• **Given information**:

——

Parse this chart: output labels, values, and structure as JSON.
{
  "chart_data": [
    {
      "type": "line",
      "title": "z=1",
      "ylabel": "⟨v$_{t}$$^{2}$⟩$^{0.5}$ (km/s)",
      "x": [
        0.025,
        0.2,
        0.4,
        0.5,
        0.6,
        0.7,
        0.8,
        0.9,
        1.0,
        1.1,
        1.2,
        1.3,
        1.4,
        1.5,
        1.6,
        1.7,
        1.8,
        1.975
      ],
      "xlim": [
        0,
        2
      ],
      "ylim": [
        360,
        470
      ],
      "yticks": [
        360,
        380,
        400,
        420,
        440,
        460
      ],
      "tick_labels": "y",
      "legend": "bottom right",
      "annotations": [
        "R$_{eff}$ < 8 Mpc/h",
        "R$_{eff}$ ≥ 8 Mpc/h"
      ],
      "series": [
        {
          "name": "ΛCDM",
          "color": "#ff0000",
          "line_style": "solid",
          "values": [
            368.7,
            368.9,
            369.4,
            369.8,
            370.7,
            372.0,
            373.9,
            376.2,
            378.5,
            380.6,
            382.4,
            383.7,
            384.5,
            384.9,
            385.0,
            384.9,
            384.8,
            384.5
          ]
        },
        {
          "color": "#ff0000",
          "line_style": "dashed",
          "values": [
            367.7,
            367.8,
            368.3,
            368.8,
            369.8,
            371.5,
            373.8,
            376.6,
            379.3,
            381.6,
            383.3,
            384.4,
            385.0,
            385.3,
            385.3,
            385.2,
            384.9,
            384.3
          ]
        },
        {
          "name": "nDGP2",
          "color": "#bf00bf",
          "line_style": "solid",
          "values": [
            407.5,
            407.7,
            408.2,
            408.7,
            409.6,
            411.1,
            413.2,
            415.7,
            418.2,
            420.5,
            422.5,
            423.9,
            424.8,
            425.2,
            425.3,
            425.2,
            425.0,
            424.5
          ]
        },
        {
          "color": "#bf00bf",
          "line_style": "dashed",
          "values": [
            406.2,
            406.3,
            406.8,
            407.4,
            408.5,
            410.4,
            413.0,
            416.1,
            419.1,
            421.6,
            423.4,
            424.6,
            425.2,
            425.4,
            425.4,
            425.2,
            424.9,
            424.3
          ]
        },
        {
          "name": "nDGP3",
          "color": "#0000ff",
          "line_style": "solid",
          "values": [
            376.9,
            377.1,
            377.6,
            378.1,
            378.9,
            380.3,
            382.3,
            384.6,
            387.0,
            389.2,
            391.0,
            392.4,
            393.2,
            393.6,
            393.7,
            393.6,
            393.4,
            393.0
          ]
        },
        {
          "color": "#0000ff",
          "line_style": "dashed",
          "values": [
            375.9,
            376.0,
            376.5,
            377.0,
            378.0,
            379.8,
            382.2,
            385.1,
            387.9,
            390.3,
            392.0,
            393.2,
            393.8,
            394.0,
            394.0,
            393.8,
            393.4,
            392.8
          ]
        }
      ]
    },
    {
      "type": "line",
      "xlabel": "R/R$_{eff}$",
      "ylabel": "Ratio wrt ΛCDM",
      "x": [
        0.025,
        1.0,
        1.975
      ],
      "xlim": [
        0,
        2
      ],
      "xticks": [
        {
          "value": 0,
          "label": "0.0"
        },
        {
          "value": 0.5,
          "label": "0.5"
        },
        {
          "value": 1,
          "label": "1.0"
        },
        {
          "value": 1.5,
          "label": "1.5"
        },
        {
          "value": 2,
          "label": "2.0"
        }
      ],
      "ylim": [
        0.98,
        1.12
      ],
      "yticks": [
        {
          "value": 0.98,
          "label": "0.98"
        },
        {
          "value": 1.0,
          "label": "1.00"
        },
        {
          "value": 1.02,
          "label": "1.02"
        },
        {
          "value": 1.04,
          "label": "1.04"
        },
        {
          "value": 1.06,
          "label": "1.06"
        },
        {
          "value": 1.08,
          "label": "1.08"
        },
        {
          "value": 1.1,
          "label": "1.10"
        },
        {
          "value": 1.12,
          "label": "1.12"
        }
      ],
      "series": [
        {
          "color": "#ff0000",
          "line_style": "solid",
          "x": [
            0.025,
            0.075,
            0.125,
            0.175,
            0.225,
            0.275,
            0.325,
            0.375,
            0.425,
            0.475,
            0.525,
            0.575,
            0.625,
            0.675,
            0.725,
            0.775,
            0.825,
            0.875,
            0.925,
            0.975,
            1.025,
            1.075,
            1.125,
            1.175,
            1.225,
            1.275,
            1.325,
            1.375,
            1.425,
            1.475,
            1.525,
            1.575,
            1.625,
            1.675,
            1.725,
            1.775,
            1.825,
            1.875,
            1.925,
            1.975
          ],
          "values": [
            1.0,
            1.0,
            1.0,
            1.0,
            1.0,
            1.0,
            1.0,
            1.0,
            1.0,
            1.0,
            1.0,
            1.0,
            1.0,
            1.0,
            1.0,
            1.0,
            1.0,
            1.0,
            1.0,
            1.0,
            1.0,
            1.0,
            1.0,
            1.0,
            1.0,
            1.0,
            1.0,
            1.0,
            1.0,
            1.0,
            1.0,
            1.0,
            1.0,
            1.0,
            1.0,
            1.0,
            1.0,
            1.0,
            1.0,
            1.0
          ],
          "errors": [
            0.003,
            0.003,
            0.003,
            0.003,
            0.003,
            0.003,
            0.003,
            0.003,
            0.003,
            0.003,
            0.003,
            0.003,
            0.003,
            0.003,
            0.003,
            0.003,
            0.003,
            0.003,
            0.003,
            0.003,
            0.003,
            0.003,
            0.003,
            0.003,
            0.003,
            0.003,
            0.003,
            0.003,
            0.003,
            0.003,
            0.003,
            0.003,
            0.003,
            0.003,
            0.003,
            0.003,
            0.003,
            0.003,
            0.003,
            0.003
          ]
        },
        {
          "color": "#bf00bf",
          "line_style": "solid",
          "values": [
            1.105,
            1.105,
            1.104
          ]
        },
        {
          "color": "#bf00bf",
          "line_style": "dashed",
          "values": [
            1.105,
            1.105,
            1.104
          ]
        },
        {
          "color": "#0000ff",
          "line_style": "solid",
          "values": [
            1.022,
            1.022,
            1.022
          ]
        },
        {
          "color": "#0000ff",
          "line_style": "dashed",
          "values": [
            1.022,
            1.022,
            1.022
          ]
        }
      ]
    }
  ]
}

——

• **To be done**: Print all of the entries again, exactly as written.

• **The output**:
Parse this chart: output labels, values, and structure as JSON.
{
  "chart_data": [
    {
      "type": "line",
      "title": "z=1",
      "ylabel": "⟨v$_{t}$$^{2}$⟩$^{0.5}$ (km/s)",
      "x": [
        0.025,
        0.2,
        0.4,
        0.5,
        0.6,
        0.7,
        0.8,
        0.9,
        1.0,
        1.1,
        1.2,
        1.3,
        1.4,
        1.5,
        1.6,
        1.7,
        1.8,
        1.975
      ],
      "xlim": [
        0,
        2
      ],
      "ylim": [
        360,
        470
      ],
      "yticks": [
        360,
        380,
        400,
        420,
        440,
        460
      ],
      "tick_labels": "y",
      "legend": "bottom right",
      "annotations": [
        "R$_{eff}$ < 8 Mpc/h",
        "R$_{eff}$ ≥ 8 Mpc/h"
      ],
      "series": [
        {
          "name": "ΛCDM",
          "color": "#ff0000",
          "line_style": "solid",
          "values": [
            368.7,
            368.9,
            369.4,
            369.8,
            370.7,
            372.0,
            373.9,
            376.2,
            378.5,
            380.6,
            382.4,
            383.7,
            384.5,
            384.9,
            385.0,
            384.9,
            384.8,
            384.5
          ]
        },
        {
          "color": "#ff0000",
          "line_style": "dashed",
          "values": [
            367.7,
            367.8,
            368.3,
            368.8,
            369.8,
            371.5,
            373.8,
            376.6,
            379.3,
            381.6,
            383.3,
            384.4,
            385.0,
            385.3,
            385.3,
            385.2,
            384.9,
            384.3
          ]
        },
        {
          "name": "nDGP2",
          "color": "#bf00bf",
          "line_style": "solid",
          "values": [
            407.5,
            407.7,
            408.2,
            408.7,
            409.6,
            411.1,
            413.2,
            415.7,
            418.2,
            420.5,
            422.5,
            423.9,
            424.8,
            425.2,
            425.3,
            425.2,
            425.0,
            424.5
          ]
        },
        {
          "color": "#bf00bf",
          "line_style": "dashed",
          "values": [
            406.2,
            406.3,
            406.8,
            407.4,
            408.5,
            410.4,
            413.0,
            416.1,
            419.1,
            421.6,
            423.4,
            424.6,
            425.2,
            425.4,
            425.4,
            425.2,
            424.9,
            424.3
          ]
        },
        {
          "name": "nDGP3",
          "color": "#0000ff",
          "line_style": "solid",
          "values": [
            376.9,
            377.1,
            377.6,
            378.1,
            378.9,
            380.3,
            382.3,
            384.6,
            387.0,
            389.2,
            391.0,
            392.4,
            393.2,
            393.6,
            393.7,
            393.6,
            393.4,
            393.0
          ]
        },
        {
          "color": "#0000ff",
          "line_style": "dashed",
          "values": [
            375.9,
            376.0,
            376.5,
            377.0,
            378.0,
            379.8,
            382.2,
            385.1,
            387.9,
            390.3,
            392.0,
            393.2,
            393.8,
            394.0,
            394.0,
            393.8,
            393.4,
            392.8
          ]
        }
      ]
    },
    {
      "type": "line",
      "xlabel": "R/R$_{eff}$",
      "ylabel": "Ratio wrt ΛCDM",
      "x": [
        0.025,
        1.0,
        1.975
      ],
      "xlim": [
        0,
        2
      ],
      "xticks": [
        {
          "value": 0,
          "label": "0.0"
        },
        {
          "value": 0.5,
          "label": "0.5"
        },
        {
          "value": 1,
          "label": "1.0"
        },
        {
          "value": 1.5,
          "label": "1.5"
        },
        {
          "value": 2,
          "label": "2.0"
        }
      ],
      "ylim": [
        0.98,
        1.12
      ],
      "yticks": [
        {
          "value": 0.98,
          "label": "0.98"
        },
        {
          "value": 1.0,
          "label": "1.00"
        },
        {
          "value": 1.02,
          "label": "1.02"
        },
        {
          "value": 1.04,
          "label": "1.04"
        },
        {
          "value": 1.06,
          "label": "1.06"
        },
        {
          "value": 1.08,
          "label": "1.08"
        },
        {
          "value": 1.1,
          "label": "1.10"
        },
        {
          "value": 1.12,
          "label": "1.12"
        }
      ],
      "series": [
        {
          "color": "#ff0000",
          "line_style": "solid",
          "x": [
            0.025,
            0.075,
            0.125,
            0.175,
            0.225,
            0.275,
            0.325,
            0.375,
            0.425,
            0.475,
            0.525,
            0.575,
            0.625,
            0.675,
            0.725,
            0.775,
            0.825,
            0.875,
            0.925,
            0.975,
            1.025,
            1.075,
            1.125,
            1.175,
            1.225,
            1.275,
            1.325,
            1.375,
            1.425,
            1.475,
            1.525,
            1.575,
            1.625,
            1.675,
            1.725,
            1.775,
            1.825,
            1.875,
            1.925,
            1.975
          ],
          "values": [
            1.0,
            1.0,
            1.0,
            1.0,
            1.0,
            1.0,
            1.0,
            1.0,
            1.0,
            1.0,
            1.0,
            1.0,
            1.0,
            1.0,
            1.0,
            1.0,
            1.0,
            1.0,
            1.0,
            1.0,
            1.0,
            1.0,
            1.0,
            1.0,
            1.0,
            1.0,
            1.0,
            1.0,
            1.0,
            1.0,
            1.0,
            1.0,
            1.0,
            1.0,
            1.0,
            1.0,
            1.0,
            1.0,
            1.0,
            1.0
          ],
          "errors": [
            0.003,
            0.003,
            0.003,
            0.003,
            0.003,
            0.003,
            0.003,
            0.003,
            0.003,
            0.003,
            0.003,
            0.003,
            0.003,
            0.003,
            0.003,
            0.003,
            0.003,
            0.003,
            0.003,
            0.003,
            0.003,
            0.003,
            0.003,
            0.003,
            0.003,
            0.003,
            0.003,
            0.003,
            0.003,
            0.003,
            0.003,
            0.003,
            0.003,
            0.003,
            0.003,
            0.003,
            0.003,
            0.003,
            0.003,
            0.003
          ]
        },
        {
          "color": "#bf00bf",
          "line_style": "solid",
          "values": [
            1.105,
            1.105,
            1.104
          ]
        },
        {
          "color": "#bf00bf",
          "line_style": "dashed",
          "values": [
            1.105,
            1.105,
            1.104
          ]
        },
        {
          "color": "#0000ff",
          "line_style": "solid",
          "values": [
            1.022,
            1.022,
            1.022
          ]
        },
        {
          "color": "#0000ff",
          "line_style": "dashed",
          "values": [
            1.022,
            1.022,
            1.022
          ]
        }
      ]
    }
  ]
}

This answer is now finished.